- REQUISITOS DA TAREFA
Reproduza sem qualquer alteração todas as linhas do material apresentado abaixo. Deixe as imagens fora da resposta.

- CONTEÚDO DO MATERIAL

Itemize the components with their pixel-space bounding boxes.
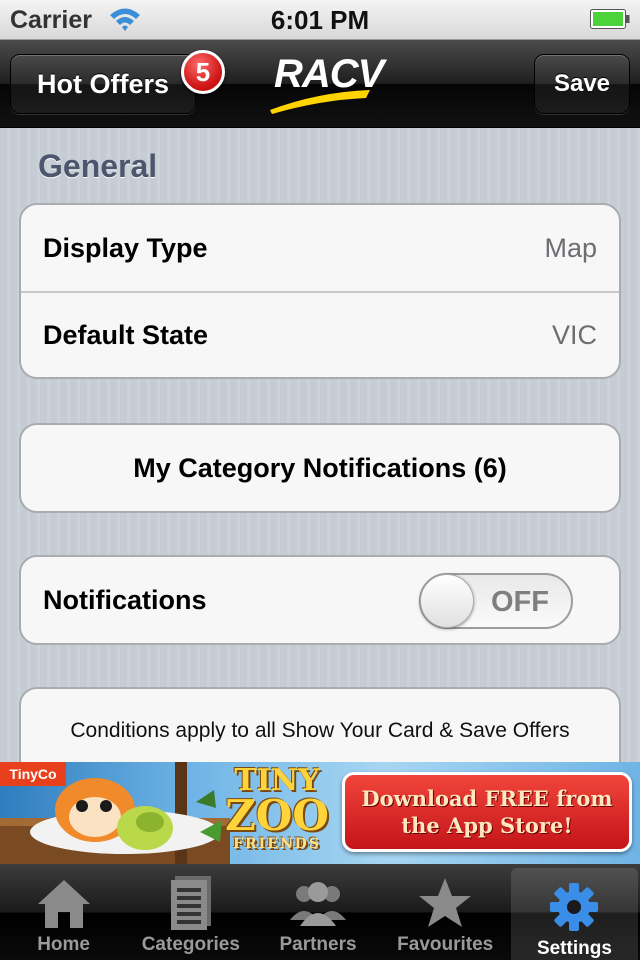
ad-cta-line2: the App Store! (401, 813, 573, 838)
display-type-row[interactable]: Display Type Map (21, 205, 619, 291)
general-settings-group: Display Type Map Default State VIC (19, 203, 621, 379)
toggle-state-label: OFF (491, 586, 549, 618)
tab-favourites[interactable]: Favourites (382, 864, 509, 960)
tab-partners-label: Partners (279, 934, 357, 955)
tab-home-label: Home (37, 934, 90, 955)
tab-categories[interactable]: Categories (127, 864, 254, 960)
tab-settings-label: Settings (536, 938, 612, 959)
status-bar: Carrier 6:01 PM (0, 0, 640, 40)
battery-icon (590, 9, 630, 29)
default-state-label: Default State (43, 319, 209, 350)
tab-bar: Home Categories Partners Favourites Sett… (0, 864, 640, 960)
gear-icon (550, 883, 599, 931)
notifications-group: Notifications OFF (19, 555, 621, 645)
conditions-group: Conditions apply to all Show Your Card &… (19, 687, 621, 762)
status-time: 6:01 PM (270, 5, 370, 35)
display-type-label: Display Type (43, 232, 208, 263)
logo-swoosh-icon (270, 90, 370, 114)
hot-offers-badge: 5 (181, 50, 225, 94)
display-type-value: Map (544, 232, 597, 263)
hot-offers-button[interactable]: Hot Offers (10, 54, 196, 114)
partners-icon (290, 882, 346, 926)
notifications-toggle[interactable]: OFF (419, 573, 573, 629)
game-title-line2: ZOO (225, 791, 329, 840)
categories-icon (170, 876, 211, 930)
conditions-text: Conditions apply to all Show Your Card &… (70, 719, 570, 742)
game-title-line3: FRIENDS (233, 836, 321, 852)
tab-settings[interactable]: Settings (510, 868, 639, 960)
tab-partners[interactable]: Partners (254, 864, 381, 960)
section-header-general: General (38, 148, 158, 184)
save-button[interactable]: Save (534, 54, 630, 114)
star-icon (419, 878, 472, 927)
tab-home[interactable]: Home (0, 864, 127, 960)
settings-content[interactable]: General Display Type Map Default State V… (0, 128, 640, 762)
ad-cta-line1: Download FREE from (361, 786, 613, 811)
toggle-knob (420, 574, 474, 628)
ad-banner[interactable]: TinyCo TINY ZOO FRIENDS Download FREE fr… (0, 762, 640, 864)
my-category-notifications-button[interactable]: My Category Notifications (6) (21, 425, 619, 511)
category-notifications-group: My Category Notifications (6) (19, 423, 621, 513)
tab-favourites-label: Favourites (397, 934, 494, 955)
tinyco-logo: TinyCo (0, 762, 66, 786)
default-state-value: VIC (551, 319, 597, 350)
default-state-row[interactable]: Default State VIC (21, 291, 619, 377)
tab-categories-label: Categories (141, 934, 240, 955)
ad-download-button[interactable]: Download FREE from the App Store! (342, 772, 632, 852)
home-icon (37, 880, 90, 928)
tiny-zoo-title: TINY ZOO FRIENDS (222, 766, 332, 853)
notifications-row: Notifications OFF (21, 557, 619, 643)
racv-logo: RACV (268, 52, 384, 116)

- SOLUÇÃO DA TAREFA
Itemize the components with their pixel-space bounding boxes.
ad-cta-line2: the App Store! (401, 813, 573, 838)
display-type-row[interactable]: Display Type Map (21, 205, 619, 291)
general-settings-group: Display Type Map Default State VIC (19, 203, 621, 379)
toggle-state-label: OFF (491, 586, 549, 618)
tab-favourites[interactable]: Favourites (382, 864, 509, 960)
tab-partners-label: Partners (279, 934, 357, 955)
tab-home-label: Home (37, 934, 90, 955)
tab-categories[interactable]: Categories (127, 864, 254, 960)
tab-settings-label: Settings (536, 938, 612, 959)
status-bar: Carrier 6:01 PM (0, 0, 640, 40)
battery-icon (590, 9, 630, 29)
default-state-label: Default State (43, 319, 209, 350)
tab-bar: Home Categories Partners Favourites Sett… (0, 864, 640, 960)
gear-icon (550, 883, 599, 931)
notifications-group: Notifications OFF (19, 555, 621, 645)
conditions-group: Conditions apply to all Show Your Card &… (19, 687, 621, 762)
status-time: 6:01 PM (270, 5, 370, 35)
display-type-label: Display Type (43, 232, 208, 263)
logo-swoosh-icon (270, 90, 370, 114)
hot-offers-badge: 5 (181, 50, 225, 94)
display-type-value: Map (544, 232, 597, 263)
hot-offers-button[interactable]: Hot Offers (10, 54, 196, 114)
partners-icon (290, 882, 346, 926)
notifications-toggle[interactable]: OFF (419, 573, 573, 629)
game-title-line2: ZOO (225, 791, 329, 840)
categories-icon (170, 876, 211, 930)
conditions-text: Conditions apply to all Show Your Card &… (70, 719, 570, 742)
game-title-line3: FRIENDS (233, 836, 321, 852)
tab-settings[interactable]: Settings (510, 868, 639, 960)
tab-partners[interactable]: Partners (254, 864, 381, 960)
section-header-general: General (38, 148, 158, 184)
save-button[interactable]: Save (534, 54, 630, 114)
star-icon (419, 878, 472, 927)
tab-home[interactable]: Home (0, 864, 127, 960)
settings-content[interactable]: General Display Type Map Default State V… (0, 128, 640, 762)
ad-cta-line1: Download FREE from (361, 786, 613, 811)
toggle-knob (420, 574, 474, 628)
ad-banner[interactable]: TinyCo TINY ZOO FRIENDS Download FREE fr… (0, 762, 640, 864)
my-category-notifications-button[interactable]: My Category Notifications (6) (21, 425, 619, 511)
category-notifications-group: My Category Notifications (6) (19, 423, 621, 513)
tab-favourites-label: Favourites (397, 934, 494, 955)
tinyco-logo: TinyCo (0, 762, 66, 786)
default-state-value: VIC (551, 319, 597, 350)
default-state-row[interactable]: Default State VIC (21, 291, 619, 377)
tab-categories-label: Categories (141, 934, 240, 955)
ad-download-button[interactable]: Download FREE from the App Store! (342, 772, 632, 852)
home-icon (37, 880, 90, 928)
tiny-zoo-title: TINY ZOO FRIENDS (222, 766, 332, 853)
notifications-row: Notifications OFF (21, 557, 619, 643)
racv-logo: RACV (268, 52, 384, 116)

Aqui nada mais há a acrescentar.